- _SET EXERCISE_
Pull every "frac" line out of the data below.

Saved entries

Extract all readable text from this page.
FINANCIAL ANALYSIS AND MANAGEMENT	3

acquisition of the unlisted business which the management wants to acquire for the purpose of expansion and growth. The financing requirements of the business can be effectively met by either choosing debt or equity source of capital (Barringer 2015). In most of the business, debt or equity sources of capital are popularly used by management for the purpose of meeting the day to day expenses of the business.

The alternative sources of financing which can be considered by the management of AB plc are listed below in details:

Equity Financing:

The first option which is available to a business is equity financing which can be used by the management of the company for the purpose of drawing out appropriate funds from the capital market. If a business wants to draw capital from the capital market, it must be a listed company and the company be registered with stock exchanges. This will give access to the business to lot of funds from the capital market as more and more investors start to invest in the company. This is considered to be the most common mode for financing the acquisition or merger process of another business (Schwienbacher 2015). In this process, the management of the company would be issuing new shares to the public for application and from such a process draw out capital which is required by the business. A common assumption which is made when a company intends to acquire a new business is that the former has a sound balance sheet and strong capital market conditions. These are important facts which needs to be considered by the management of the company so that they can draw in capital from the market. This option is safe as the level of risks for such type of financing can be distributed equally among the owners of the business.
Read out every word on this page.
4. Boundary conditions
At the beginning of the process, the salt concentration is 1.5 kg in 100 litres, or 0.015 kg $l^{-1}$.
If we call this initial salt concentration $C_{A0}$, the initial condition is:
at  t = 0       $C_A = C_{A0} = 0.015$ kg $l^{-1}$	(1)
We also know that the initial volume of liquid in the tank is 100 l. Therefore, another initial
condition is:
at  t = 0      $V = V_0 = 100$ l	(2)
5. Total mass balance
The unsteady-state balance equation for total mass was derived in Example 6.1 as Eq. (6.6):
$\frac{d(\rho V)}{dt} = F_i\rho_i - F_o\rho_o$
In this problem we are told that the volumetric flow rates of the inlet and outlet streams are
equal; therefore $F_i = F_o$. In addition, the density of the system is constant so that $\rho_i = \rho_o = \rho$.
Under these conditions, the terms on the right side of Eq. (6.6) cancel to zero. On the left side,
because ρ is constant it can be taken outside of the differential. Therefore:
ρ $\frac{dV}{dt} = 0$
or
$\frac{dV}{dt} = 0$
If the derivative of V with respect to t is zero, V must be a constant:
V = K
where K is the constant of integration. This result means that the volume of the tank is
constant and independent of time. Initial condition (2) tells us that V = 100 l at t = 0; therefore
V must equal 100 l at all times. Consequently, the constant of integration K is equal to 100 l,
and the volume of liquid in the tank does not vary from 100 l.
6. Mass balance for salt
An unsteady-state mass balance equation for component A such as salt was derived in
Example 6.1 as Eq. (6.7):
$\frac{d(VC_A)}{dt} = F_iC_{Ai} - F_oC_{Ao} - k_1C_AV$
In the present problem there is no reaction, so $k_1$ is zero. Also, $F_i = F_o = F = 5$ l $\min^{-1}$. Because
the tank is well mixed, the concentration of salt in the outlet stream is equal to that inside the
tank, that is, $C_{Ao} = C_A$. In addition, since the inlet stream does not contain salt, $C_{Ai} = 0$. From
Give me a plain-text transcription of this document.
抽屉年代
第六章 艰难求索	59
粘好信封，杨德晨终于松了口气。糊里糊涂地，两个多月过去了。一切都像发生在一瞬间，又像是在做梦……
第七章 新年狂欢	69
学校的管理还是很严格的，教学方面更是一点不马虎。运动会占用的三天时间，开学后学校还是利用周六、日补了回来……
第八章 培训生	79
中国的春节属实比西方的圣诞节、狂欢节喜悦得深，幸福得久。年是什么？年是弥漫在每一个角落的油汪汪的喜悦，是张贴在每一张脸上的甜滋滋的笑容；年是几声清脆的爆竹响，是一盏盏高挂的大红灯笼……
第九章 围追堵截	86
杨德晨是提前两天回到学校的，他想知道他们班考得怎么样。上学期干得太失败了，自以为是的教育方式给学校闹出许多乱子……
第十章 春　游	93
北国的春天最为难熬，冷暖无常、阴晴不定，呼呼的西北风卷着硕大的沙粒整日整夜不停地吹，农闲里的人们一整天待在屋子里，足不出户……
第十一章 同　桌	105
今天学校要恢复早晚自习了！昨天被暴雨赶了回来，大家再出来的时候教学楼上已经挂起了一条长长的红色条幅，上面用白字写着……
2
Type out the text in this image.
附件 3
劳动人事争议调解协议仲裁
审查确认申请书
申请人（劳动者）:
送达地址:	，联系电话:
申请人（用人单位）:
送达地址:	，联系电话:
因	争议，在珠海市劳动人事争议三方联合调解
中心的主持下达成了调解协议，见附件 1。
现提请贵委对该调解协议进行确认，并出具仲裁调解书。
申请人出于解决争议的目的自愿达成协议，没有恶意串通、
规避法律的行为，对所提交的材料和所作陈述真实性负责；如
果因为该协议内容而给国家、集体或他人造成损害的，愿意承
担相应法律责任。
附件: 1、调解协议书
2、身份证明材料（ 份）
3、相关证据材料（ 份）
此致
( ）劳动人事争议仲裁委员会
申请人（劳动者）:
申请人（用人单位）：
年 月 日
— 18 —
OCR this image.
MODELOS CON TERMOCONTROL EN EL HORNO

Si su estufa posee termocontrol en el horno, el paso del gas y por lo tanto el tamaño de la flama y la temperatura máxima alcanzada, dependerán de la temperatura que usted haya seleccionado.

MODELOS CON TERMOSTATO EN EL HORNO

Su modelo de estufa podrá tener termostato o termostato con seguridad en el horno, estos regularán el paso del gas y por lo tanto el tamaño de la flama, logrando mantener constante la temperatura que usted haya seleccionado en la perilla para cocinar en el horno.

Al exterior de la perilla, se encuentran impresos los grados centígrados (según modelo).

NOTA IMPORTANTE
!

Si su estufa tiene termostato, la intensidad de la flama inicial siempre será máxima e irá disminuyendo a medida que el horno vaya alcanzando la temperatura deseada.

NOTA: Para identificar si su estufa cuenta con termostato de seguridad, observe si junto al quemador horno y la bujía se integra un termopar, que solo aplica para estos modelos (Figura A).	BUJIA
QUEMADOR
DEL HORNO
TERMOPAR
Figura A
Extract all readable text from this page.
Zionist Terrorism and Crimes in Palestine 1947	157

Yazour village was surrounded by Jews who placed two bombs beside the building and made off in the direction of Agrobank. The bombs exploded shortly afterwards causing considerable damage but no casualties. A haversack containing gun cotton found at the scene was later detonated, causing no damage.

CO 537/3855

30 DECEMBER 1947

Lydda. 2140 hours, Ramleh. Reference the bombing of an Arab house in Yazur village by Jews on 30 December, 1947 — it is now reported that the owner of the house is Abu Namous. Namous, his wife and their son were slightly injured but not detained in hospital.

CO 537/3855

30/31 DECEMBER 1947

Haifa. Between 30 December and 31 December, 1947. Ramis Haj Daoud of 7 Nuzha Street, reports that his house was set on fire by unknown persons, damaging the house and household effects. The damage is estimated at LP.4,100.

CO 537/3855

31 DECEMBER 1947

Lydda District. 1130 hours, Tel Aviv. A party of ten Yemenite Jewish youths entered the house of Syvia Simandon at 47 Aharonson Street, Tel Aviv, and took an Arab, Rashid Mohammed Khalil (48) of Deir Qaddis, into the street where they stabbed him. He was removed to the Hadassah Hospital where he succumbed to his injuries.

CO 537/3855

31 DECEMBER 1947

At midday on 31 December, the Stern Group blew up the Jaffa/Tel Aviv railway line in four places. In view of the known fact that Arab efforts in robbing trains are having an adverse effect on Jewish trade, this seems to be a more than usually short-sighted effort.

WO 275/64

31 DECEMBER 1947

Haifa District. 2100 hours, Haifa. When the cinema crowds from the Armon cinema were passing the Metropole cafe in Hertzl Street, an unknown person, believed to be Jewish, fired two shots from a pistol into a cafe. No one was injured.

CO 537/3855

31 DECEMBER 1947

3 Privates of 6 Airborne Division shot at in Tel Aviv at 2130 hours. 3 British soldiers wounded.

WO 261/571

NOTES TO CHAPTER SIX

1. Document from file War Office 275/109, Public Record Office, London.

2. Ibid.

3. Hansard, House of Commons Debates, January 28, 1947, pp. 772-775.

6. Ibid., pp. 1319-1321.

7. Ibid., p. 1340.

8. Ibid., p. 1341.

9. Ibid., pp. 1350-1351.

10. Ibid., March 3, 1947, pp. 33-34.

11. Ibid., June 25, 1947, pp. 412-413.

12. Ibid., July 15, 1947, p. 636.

- _IN RESPONSE_
$\frac{d(\rho V)}{dt} = F_i\rho_i - F_o\rho_o$
ρ $\frac{dV}{dt} = 0$
$\frac{dV}{dt} = 0$
$\frac{d(VC_A)}{dt} = F_iC_{Ai} - F_oC_{Ao} - k_1C_AV$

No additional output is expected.